__Given problem__: Take every line from the listing below that contains "content".

__Structured figure records__:
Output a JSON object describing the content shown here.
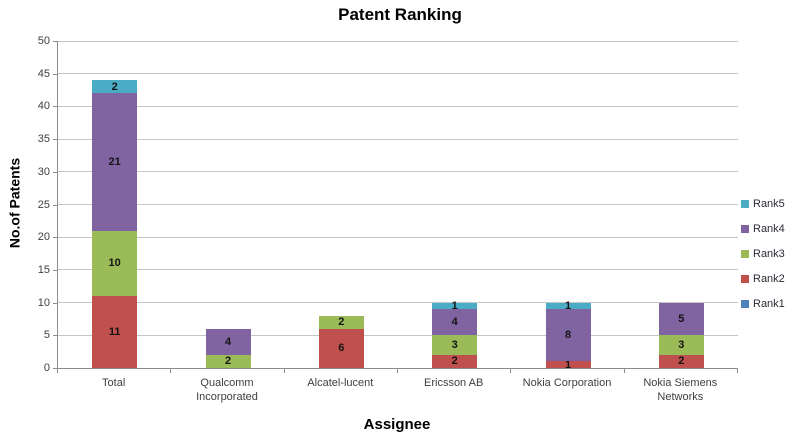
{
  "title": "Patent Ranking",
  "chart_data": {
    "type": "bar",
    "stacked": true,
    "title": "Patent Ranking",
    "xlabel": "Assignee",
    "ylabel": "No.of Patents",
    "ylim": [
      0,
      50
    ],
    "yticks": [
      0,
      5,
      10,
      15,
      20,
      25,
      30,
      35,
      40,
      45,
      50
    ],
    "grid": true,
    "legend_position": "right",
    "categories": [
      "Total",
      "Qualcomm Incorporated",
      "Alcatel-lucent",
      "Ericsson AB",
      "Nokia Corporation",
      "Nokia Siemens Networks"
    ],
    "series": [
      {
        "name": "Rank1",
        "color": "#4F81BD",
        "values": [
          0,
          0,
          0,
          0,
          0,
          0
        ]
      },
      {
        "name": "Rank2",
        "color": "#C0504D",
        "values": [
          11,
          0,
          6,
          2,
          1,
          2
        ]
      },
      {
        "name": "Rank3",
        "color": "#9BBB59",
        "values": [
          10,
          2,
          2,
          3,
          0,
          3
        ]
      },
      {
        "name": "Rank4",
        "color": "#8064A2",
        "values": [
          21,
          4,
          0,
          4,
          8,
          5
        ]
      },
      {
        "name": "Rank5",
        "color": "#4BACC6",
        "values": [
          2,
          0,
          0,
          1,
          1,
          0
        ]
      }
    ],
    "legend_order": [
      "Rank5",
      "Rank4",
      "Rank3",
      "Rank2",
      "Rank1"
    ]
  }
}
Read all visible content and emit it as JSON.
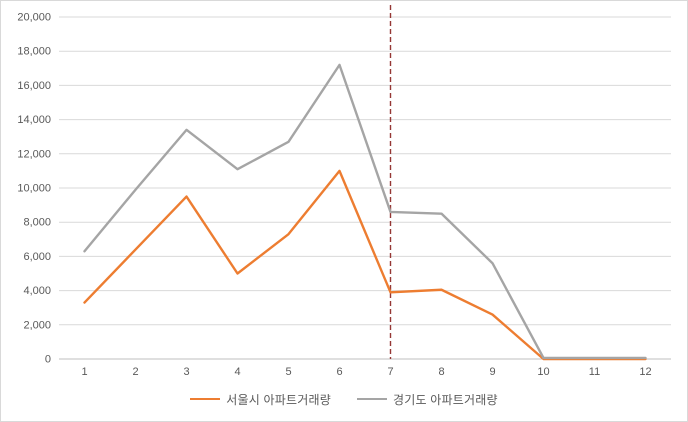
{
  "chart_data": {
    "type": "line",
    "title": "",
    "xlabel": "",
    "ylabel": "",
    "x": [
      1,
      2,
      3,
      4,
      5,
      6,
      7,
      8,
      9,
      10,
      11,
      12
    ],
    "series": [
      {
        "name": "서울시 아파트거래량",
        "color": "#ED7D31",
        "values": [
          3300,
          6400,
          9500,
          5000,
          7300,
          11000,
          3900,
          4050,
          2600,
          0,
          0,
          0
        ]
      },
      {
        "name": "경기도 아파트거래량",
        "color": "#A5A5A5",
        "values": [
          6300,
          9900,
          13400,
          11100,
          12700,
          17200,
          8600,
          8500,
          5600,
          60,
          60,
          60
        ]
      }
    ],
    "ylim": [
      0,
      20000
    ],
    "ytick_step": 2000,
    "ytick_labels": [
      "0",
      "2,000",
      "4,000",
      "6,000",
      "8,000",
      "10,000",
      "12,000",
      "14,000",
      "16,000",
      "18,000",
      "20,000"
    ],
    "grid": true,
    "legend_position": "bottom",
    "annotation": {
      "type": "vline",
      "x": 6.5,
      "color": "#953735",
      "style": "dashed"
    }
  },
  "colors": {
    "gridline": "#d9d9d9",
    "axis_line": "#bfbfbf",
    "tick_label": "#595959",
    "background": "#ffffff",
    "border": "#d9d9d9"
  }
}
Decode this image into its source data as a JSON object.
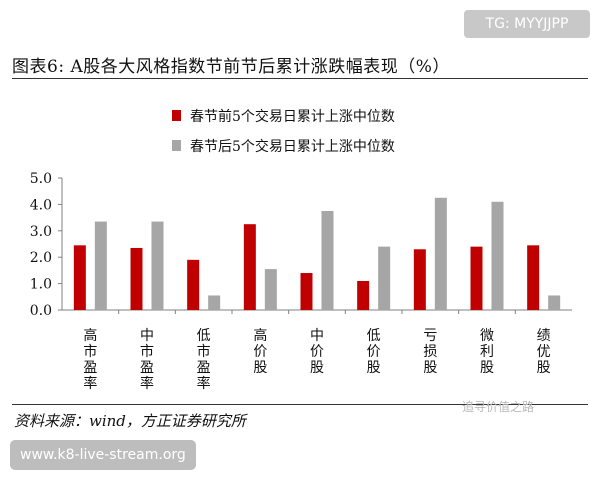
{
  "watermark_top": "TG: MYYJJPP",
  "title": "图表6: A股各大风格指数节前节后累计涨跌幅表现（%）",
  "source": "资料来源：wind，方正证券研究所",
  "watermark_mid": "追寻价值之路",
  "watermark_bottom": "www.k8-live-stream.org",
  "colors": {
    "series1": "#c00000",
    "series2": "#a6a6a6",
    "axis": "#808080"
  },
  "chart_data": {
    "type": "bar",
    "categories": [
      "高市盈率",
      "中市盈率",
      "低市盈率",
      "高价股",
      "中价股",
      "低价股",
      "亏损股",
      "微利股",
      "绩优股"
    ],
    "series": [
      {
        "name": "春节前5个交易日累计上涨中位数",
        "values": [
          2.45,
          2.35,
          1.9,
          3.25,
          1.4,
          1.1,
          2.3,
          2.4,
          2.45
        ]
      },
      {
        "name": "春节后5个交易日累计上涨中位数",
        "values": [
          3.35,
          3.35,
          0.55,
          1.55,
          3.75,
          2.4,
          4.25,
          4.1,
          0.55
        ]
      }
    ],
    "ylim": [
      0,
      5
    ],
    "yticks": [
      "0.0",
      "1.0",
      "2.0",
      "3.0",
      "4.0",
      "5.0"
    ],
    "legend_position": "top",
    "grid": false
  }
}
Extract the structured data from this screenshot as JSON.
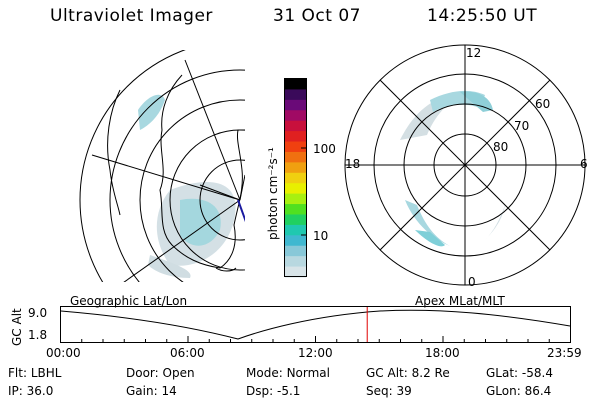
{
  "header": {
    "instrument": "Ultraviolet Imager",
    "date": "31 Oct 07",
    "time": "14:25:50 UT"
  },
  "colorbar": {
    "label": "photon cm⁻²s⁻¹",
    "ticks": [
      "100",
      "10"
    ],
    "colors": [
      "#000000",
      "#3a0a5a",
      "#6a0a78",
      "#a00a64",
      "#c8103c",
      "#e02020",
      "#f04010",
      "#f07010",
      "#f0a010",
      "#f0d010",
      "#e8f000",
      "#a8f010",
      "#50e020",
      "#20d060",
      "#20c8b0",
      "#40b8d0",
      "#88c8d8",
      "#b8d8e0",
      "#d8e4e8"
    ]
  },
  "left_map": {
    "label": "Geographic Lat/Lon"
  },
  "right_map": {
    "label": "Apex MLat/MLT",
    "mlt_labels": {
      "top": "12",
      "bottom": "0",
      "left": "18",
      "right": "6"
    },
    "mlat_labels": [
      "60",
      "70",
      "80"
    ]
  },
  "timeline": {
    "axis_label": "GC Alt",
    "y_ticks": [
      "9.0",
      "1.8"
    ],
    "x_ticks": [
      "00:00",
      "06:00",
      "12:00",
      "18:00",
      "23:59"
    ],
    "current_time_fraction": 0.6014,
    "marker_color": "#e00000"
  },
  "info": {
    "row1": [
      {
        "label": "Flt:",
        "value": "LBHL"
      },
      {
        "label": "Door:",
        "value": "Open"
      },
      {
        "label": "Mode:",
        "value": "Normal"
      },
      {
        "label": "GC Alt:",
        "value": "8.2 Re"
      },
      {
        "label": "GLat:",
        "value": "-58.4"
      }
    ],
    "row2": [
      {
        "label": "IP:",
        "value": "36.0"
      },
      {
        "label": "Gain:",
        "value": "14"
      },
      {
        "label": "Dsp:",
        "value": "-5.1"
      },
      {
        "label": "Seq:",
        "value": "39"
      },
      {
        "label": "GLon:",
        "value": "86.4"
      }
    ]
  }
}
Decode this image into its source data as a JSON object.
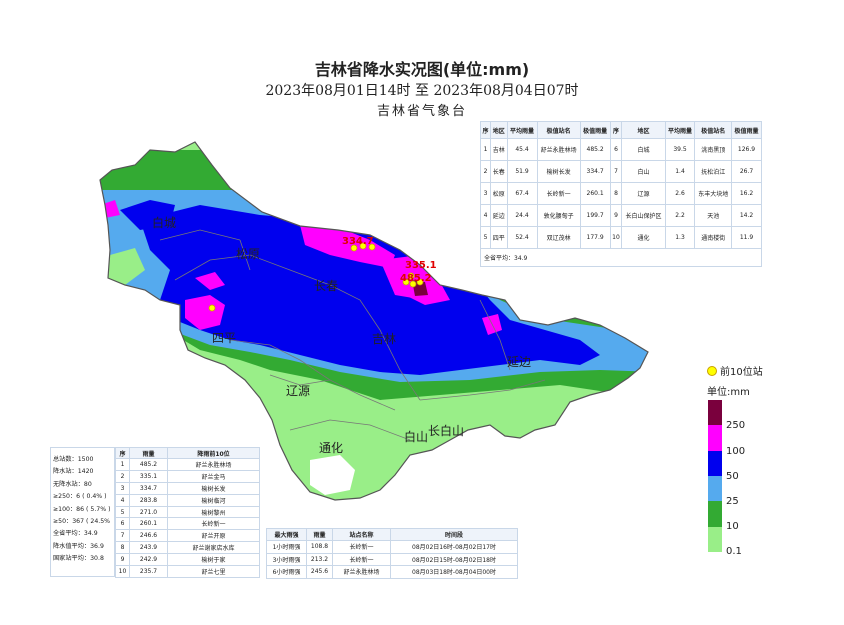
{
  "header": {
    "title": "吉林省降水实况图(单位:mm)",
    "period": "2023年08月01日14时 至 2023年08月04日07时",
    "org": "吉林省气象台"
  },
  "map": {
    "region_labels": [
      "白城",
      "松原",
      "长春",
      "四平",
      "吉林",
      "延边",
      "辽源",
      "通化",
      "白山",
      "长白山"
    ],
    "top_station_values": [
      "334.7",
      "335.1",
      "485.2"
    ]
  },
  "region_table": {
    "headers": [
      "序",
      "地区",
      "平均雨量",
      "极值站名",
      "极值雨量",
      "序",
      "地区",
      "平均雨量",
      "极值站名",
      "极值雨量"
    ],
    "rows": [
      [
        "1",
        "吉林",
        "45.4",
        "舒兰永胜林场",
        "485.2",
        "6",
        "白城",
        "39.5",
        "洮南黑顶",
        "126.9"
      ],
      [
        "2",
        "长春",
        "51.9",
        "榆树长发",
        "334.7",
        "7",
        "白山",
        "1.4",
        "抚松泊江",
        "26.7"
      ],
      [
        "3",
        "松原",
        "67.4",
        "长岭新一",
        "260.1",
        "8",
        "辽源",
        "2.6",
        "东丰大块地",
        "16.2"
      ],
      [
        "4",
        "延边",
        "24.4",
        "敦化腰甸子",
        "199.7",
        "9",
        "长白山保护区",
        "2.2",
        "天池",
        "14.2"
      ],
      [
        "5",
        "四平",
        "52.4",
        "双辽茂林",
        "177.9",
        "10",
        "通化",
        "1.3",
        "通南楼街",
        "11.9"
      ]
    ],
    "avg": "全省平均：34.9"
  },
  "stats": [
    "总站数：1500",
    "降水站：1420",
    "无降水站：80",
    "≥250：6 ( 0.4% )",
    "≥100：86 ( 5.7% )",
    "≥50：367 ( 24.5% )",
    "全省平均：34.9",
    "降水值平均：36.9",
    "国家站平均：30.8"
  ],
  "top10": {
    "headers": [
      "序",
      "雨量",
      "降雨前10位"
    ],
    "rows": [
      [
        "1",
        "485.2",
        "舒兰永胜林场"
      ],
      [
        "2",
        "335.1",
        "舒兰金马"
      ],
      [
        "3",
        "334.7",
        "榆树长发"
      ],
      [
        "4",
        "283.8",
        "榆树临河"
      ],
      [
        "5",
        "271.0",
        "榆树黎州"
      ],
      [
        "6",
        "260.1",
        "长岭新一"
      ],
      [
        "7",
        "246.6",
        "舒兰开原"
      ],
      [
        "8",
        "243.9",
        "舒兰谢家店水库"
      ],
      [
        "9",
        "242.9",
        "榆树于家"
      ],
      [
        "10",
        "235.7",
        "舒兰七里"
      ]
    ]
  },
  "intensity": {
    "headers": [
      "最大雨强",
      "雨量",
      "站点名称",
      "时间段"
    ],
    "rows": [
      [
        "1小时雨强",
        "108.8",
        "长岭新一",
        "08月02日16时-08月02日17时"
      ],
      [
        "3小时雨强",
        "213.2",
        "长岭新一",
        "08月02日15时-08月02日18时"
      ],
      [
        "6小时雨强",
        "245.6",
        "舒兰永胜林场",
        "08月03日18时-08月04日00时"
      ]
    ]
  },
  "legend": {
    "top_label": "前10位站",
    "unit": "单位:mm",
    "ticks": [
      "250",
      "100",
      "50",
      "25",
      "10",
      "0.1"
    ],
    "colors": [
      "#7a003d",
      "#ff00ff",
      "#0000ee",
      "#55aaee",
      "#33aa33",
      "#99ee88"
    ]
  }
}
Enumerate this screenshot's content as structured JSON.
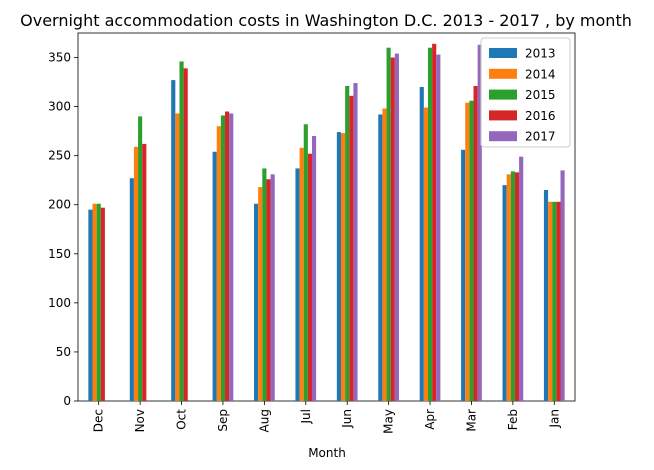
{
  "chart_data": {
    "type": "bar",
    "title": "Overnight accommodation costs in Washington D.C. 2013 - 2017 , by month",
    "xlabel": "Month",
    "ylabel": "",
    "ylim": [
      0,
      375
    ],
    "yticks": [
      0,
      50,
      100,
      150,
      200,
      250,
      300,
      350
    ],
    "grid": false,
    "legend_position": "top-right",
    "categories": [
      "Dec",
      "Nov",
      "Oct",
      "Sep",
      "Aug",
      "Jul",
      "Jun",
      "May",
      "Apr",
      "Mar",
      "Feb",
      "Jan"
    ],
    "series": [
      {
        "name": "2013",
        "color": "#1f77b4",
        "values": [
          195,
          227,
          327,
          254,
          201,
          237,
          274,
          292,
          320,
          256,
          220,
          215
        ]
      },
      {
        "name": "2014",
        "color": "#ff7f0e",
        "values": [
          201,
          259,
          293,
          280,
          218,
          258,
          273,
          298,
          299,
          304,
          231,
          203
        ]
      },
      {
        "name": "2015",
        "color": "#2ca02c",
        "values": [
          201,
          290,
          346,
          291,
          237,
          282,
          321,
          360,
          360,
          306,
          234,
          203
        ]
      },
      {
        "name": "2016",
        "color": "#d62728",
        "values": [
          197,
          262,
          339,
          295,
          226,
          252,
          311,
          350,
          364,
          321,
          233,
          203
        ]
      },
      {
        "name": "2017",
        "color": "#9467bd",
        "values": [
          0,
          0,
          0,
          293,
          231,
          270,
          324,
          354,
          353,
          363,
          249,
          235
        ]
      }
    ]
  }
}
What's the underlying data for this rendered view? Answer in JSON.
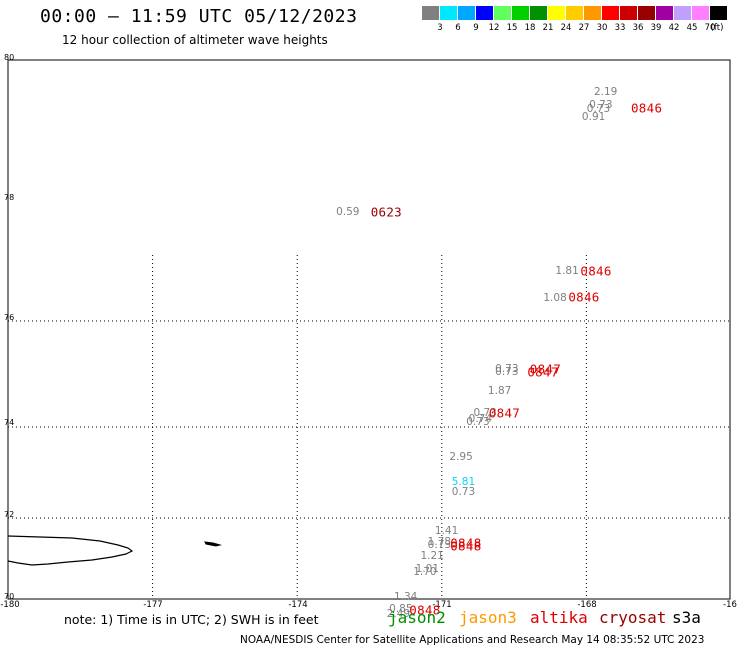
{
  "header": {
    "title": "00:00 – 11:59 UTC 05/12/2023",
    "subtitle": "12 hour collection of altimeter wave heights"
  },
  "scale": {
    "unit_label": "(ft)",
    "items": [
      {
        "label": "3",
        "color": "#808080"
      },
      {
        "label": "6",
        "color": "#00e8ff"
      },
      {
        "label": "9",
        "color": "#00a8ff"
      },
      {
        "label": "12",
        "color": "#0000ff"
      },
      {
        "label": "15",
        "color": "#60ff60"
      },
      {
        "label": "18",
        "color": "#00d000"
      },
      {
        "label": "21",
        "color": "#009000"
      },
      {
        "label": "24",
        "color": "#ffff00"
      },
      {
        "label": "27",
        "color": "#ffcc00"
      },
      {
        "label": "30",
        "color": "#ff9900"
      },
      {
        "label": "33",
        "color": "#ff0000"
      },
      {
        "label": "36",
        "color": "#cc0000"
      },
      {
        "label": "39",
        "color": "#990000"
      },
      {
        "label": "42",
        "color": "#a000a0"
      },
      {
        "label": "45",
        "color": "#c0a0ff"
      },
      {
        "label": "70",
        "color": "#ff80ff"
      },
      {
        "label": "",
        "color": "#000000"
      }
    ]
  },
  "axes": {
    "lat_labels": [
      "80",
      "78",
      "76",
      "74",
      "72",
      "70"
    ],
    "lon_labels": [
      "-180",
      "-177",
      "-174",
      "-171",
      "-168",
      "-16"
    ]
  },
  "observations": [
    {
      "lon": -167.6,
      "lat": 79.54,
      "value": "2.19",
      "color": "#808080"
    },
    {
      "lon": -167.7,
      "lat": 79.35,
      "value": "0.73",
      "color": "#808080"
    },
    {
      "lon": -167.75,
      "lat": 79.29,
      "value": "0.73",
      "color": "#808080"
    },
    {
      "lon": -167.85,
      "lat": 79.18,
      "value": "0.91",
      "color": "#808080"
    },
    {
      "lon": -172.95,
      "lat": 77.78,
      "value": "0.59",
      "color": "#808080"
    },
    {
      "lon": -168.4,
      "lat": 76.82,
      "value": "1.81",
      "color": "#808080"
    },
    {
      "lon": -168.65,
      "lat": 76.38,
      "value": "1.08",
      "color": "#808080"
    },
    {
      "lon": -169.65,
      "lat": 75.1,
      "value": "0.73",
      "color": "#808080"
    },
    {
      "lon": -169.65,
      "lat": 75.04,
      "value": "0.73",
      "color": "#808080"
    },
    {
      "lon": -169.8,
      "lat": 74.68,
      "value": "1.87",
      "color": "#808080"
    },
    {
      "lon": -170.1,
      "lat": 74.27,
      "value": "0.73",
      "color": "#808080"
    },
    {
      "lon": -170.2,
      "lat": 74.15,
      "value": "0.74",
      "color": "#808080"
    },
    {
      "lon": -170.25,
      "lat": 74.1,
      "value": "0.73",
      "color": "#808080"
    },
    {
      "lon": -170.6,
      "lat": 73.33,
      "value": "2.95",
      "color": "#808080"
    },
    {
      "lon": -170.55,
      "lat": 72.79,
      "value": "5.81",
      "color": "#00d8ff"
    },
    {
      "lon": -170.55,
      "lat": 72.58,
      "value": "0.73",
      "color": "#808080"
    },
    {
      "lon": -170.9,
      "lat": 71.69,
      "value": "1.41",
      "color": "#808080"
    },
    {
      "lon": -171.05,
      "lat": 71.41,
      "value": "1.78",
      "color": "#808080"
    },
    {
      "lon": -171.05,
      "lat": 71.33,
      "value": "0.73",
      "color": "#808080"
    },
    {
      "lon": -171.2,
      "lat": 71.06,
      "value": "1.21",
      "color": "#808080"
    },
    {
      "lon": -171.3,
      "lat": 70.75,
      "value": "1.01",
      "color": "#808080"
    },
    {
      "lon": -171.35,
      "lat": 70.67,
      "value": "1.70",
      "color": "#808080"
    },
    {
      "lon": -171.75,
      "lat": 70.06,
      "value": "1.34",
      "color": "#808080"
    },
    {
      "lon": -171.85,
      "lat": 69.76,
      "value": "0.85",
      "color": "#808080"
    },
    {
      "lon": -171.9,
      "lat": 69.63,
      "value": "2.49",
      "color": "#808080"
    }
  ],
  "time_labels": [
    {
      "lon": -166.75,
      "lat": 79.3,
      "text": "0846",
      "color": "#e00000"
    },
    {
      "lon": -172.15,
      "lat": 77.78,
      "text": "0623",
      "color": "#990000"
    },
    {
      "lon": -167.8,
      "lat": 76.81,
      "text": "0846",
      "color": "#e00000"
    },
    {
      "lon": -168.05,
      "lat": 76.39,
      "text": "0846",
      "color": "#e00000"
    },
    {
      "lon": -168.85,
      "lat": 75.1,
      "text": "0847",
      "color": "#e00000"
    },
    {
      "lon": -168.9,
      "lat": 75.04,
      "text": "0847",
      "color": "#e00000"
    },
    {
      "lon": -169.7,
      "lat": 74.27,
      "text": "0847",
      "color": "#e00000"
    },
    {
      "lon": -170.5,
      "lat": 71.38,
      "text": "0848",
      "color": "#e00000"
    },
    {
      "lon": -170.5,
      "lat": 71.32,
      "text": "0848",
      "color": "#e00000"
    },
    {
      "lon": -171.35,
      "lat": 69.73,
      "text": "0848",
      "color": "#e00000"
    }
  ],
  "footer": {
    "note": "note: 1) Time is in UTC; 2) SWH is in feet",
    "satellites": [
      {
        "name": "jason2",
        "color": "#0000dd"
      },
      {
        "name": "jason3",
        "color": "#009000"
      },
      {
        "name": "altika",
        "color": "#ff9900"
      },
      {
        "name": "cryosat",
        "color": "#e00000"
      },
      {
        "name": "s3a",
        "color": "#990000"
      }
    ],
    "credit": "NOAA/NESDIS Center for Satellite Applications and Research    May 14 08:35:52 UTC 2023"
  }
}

__Full solution__:
Output a JSON object describing the content shown here.
Read all visible content and emit it as JSON.
Enumerate this screenshot's content as structured JSON.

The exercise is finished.